> **Task prompt**: Reproduce all of the listing below without alteration.

----------------

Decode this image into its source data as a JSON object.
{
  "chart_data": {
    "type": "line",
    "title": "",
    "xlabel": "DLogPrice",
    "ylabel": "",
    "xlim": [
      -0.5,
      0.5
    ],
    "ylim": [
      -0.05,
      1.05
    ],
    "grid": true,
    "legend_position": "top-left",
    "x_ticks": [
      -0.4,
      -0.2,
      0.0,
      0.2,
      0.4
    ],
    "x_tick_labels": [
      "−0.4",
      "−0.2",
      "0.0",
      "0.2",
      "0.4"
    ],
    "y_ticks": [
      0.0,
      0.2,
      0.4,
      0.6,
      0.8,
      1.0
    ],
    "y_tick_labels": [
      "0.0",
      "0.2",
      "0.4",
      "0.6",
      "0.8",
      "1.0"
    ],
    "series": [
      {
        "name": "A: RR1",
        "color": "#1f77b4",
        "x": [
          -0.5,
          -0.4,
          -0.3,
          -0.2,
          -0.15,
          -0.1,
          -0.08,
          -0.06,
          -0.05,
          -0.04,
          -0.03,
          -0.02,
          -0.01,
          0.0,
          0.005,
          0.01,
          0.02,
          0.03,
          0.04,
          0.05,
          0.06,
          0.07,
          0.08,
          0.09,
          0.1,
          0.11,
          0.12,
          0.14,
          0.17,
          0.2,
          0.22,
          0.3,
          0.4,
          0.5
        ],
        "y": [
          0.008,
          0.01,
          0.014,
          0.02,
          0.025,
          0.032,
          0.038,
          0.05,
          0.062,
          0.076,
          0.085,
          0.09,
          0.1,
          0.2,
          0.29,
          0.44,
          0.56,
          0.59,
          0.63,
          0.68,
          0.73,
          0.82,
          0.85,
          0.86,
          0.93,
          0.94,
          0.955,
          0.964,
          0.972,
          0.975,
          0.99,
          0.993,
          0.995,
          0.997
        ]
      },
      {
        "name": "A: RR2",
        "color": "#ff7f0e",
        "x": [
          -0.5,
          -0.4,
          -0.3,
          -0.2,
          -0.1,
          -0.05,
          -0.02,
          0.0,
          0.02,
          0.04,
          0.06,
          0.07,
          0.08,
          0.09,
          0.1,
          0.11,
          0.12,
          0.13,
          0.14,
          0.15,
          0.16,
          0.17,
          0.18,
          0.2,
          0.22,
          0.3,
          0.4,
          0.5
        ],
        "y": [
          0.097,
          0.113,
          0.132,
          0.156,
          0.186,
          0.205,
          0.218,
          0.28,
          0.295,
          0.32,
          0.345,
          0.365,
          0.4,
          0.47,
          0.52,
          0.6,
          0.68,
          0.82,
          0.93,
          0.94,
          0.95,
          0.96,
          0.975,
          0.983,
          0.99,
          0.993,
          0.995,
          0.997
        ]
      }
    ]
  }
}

----------------

> **Task solution**:
Decode this image into its source data as a JSON object.
{
  "chart_data": {
    "type": "line",
    "title": "",
    "xlabel": "DLogPrice",
    "ylabel": "",
    "xlim": [
      -0.5,
      0.5
    ],
    "ylim": [
      -0.05,
      1.05
    ],
    "grid": true,
    "legend_position": "top-left",
    "x_ticks": [
      -0.4,
      -0.2,
      0.0,
      0.2,
      0.4
    ],
    "x_tick_labels": [
      "−0.4",
      "−0.2",
      "0.0",
      "0.2",
      "0.4"
    ],
    "y_ticks": [
      0.0,
      0.2,
      0.4,
      0.6,
      0.8,
      1.0
    ],
    "y_tick_labels": [
      "0.0",
      "0.2",
      "0.4",
      "0.6",
      "0.8",
      "1.0"
    ],
    "series": [
      {
        "name": "A: RR1",
        "color": "#1f77b4",
        "x": [
          -0.5,
          -0.4,
          -0.3,
          -0.2,
          -0.15,
          -0.1,
          -0.08,
          -0.06,
          -0.05,
          -0.04,
          -0.03,
          -0.02,
          -0.01,
          0.0,
          0.005,
          0.01,
          0.02,
          0.03,
          0.04,
          0.05,
          0.06,
          0.07,
          0.08,
          0.09,
          0.1,
          0.11,
          0.12,
          0.14,
          0.17,
          0.2,
          0.22,
          0.3,
          0.4,
          0.5
        ],
        "y": [
          0.008,
          0.01,
          0.014,
          0.02,
          0.025,
          0.032,
          0.038,
          0.05,
          0.062,
          0.076,
          0.085,
          0.09,
          0.1,
          0.2,
          0.29,
          0.44,
          0.56,
          0.59,
          0.63,
          0.68,
          0.73,
          0.82,
          0.85,
          0.86,
          0.93,
          0.94,
          0.955,
          0.964,
          0.972,
          0.975,
          0.99,
          0.993,
          0.995,
          0.997
        ]
      },
      {
        "name": "A: RR2",
        "color": "#ff7f0e",
        "x": [
          -0.5,
          -0.4,
          -0.3,
          -0.2,
          -0.1,
          -0.05,
          -0.02,
          0.0,
          0.02,
          0.04,
          0.06,
          0.07,
          0.08,
          0.09,
          0.1,
          0.11,
          0.12,
          0.13,
          0.14,
          0.15,
          0.16,
          0.17,
          0.18,
          0.2,
          0.22,
          0.3,
          0.4,
          0.5
        ],
        "y": [
          0.097,
          0.113,
          0.132,
          0.156,
          0.186,
          0.205,
          0.218,
          0.28,
          0.295,
          0.32,
          0.345,
          0.365,
          0.4,
          0.47,
          0.52,
          0.6,
          0.68,
          0.82,
          0.93,
          0.94,
          0.95,
          0.96,
          0.975,
          0.983,
          0.99,
          0.993,
          0.995,
          0.997
        ]
      }
    ]
  }
}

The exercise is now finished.